#### Materials provided

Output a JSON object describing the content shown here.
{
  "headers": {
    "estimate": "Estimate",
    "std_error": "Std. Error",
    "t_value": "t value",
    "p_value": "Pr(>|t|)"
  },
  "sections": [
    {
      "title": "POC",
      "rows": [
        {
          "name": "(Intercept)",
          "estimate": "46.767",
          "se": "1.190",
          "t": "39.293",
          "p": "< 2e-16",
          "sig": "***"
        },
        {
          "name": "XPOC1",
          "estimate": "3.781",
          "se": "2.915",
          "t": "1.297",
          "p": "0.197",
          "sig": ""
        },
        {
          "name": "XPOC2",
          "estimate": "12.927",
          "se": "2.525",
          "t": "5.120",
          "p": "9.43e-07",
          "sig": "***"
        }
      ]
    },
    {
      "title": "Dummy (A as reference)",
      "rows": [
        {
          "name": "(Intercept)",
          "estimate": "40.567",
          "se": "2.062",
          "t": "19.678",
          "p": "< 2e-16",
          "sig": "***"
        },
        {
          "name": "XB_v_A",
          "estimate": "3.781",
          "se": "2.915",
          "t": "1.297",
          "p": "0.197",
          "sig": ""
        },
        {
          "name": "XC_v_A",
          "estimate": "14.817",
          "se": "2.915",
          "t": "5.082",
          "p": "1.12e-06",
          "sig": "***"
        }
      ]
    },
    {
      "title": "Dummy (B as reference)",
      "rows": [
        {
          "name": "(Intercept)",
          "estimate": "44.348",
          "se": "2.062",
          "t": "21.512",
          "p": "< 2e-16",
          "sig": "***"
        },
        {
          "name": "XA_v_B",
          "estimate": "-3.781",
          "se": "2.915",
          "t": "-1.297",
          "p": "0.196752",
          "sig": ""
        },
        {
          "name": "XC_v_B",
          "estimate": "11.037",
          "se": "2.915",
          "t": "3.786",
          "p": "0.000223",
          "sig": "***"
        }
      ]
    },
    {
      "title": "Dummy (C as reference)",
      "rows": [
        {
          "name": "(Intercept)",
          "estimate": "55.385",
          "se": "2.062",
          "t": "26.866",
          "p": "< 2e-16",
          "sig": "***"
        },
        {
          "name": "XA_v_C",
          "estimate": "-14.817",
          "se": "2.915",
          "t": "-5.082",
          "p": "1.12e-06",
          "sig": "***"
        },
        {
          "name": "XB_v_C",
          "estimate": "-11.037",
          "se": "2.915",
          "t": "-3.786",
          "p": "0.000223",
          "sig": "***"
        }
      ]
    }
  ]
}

########

§ Prompt: Take the records above and return them exactly as written.

§ Exercise response:
Output a JSON object describing the content shown here.
{
  "headers": {
    "estimate": "Estimate",
    "std_error": "Std. Error",
    "t_value": "t value",
    "p_value": "Pr(>|t|)"
  },
  "sections": [
    {
      "title": "POC",
      "rows": [
        {
          "name": "(Intercept)",
          "estimate": "46.767",
          "se": "1.190",
          "t": "39.293",
          "p": "< 2e-16",
          "sig": "***"
        },
        {
          "name": "XPOC1",
          "estimate": "3.781",
          "se": "2.915",
          "t": "1.297",
          "p": "0.197",
          "sig": ""
        },
        {
          "name": "XPOC2",
          "estimate": "12.927",
          "se": "2.525",
          "t": "5.120",
          "p": "9.43e-07",
          "sig": "***"
        }
      ]
    },
    {
      "title": "Dummy (A as reference)",
      "rows": [
        {
          "name": "(Intercept)",
          "estimate": "40.567",
          "se": "2.062",
          "t": "19.678",
          "p": "< 2e-16",
          "sig": "***"
        },
        {
          "name": "XB_v_A",
          "estimate": "3.781",
          "se": "2.915",
          "t": "1.297",
          "p": "0.197",
          "sig": ""
        },
        {
          "name": "XC_v_A",
          "estimate": "14.817",
          "se": "2.915",
          "t": "5.082",
          "p": "1.12e-06",
          "sig": "***"
        }
      ]
    },
    {
      "title": "Dummy (B as reference)",
      "rows": [
        {
          "name": "(Intercept)",
          "estimate": "44.348",
          "se": "2.062",
          "t": "21.512",
          "p": "< 2e-16",
          "sig": "***"
        },
        {
          "name": "XA_v_B",
          "estimate": "-3.781",
          "se": "2.915",
          "t": "-1.297",
          "p": "0.196752",
          "sig": ""
        },
        {
          "name": "XC_v_B",
          "estimate": "11.037",
          "se": "2.915",
          "t": "3.786",
          "p": "0.000223",
          "sig": "***"
        }
      ]
    },
    {
      "title": "Dummy (C as reference)",
      "rows": [
        {
          "name": "(Intercept)",
          "estimate": "55.385",
          "se": "2.062",
          "t": "26.866",
          "p": "< 2e-16",
          "sig": "***"
        },
        {
          "name": "XA_v_C",
          "estimate": "-14.817",
          "se": "2.915",
          "t": "-5.082",
          "p": "1.12e-06",
          "sig": "***"
        },
        {
          "name": "XB_v_C",
          "estimate": "-11.037",
          "se": "2.915",
          "t": "-3.786",
          "p": "0.000223",
          "sig": "***"
        }
      ]
    }
  ]
}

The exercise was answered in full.